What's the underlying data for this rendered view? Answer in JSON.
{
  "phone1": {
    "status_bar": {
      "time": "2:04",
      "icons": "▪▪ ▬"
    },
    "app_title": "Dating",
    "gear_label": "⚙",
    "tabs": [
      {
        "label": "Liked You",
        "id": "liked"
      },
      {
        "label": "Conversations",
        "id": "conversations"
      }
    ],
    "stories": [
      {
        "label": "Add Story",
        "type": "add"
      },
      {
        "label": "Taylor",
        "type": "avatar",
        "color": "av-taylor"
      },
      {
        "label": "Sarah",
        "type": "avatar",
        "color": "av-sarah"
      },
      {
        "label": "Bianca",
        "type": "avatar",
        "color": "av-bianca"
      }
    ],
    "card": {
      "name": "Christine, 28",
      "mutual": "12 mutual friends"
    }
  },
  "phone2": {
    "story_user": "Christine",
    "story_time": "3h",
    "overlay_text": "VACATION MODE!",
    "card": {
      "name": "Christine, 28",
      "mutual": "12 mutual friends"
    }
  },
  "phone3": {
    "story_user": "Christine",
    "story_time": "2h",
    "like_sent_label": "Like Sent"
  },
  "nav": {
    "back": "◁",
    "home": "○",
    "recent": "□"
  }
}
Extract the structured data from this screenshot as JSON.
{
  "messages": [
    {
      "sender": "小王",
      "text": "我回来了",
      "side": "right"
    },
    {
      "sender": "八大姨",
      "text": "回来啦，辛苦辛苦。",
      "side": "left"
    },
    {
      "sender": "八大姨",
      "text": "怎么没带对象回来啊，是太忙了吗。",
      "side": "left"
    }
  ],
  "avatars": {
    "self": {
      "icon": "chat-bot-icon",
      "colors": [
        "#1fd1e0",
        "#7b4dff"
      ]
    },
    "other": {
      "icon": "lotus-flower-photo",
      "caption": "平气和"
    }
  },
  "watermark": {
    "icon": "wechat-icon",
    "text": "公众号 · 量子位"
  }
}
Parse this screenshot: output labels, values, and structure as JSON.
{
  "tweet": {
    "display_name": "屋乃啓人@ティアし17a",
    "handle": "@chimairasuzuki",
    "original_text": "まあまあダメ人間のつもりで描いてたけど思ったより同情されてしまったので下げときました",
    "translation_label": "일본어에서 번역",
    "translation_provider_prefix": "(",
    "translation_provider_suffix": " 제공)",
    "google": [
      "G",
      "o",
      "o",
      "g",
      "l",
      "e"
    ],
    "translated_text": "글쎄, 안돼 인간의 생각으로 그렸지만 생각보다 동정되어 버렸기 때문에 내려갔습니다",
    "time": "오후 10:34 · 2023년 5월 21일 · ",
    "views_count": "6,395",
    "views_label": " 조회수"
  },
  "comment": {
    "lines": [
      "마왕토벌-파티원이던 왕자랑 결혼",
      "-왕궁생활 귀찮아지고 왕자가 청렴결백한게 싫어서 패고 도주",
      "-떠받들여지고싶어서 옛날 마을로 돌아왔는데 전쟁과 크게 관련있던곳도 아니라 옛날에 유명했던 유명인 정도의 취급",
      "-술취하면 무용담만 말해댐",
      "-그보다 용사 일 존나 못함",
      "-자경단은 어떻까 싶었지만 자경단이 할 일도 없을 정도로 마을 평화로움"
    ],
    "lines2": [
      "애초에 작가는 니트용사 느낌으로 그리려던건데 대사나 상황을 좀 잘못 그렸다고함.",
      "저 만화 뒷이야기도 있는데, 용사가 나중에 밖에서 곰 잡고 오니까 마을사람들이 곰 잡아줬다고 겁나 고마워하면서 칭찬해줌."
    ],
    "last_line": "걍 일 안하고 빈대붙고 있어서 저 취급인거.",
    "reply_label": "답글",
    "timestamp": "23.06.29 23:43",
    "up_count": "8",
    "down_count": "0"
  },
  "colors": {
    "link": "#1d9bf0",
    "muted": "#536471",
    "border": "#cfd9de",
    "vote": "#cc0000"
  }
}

******

> **STATED PROBLEM**: Go back to the data above and please quote exactly, and only, the lines from the line with "Extract the structured" through its last line.

> **SOLUTION TO THIS TASK**:
Extract the structured data from this screenshot as JSON.
{
  "messages": [
    {
      "sender": "小王",
      "text": "我回来了",
      "side": "right"
    },
    {
      "sender": "八大姨",
      "text": "回来啦，辛苦辛苦。",
      "side": "left"
    },
    {
      "sender": "八大姨",
      "text": "怎么没带对象回来啊，是太忙了吗。",
      "side": "left"
    }
  ],
  "avatars": {
    "self": {
      "icon": "chat-bot-icon",
      "colors": [
        "#1fd1e0",
        "#7b4dff"
      ]
    },
    "other": {
      "icon": "lotus-flower-photo",
      "caption": "平气和"
    }
  },
  "watermark": {
    "icon": "wechat-icon",
    "text": "公众号 · 量子位"
  }
}
Parse this screenshot: output labels, values, and structure as JSON.
{
  "tweet": {
    "display_name": "屋乃啓人@ティアし17a",
    "handle": "@chimairasuzuki",
    "original_text": "まあまあダメ人間のつもりで描いてたけど思ったより同情されてしまったので下げときました",
    "translation_label": "일본어에서 번역",
    "translation_provider_prefix": "(",
    "translation_provider_suffix": " 제공)",
    "google": [
      "G",
      "o",
      "o",
      "g",
      "l",
      "e"
    ],
    "translated_text": "글쎄, 안돼 인간의 생각으로 그렸지만 생각보다 동정되어 버렸기 때문에 내려갔습니다",
    "time": "오후 10:34 · 2023년 5월 21일 · ",
    "views_count": "6,395",
    "views_label": " 조회수"
  },
  "comment": {
    "lines": [
      "마왕토벌-파티원이던 왕자랑 결혼",
      "-왕궁생활 귀찮아지고 왕자가 청렴결백한게 싫어서 패고 도주",
      "-떠받들여지고싶어서 옛날 마을로 돌아왔는데 전쟁과 크게 관련있던곳도 아니라 옛날에 유명했던 유명인 정도의 취급",
      "-술취하면 무용담만 말해댐",
      "-그보다 용사 일 존나 못함",
      "-자경단은 어떻까 싶었지만 자경단이 할 일도 없을 정도로 마을 평화로움"
    ],
    "lines2": [
      "애초에 작가는 니트용사 느낌으로 그리려던건데 대사나 상황을 좀 잘못 그렸다고함.",
      "저 만화 뒷이야기도 있는데, 용사가 나중에 밖에서 곰 잡고 오니까 마을사람들이 곰 잡아줬다고 겁나 고마워하면서 칭찬해줌."
    ],
    "last_line": "걍 일 안하고 빈대붙고 있어서 저 취급인거.",
    "reply_label": "답글",
    "timestamp": "23.06.29 23:43",
    "up_count": "8",
    "down_count": "0"
  },
  "colors": {
    "link": "#1d9bf0",
    "muted": "#536471",
    "border": "#cfd9de",
    "vote": "#cc0000"
  }
}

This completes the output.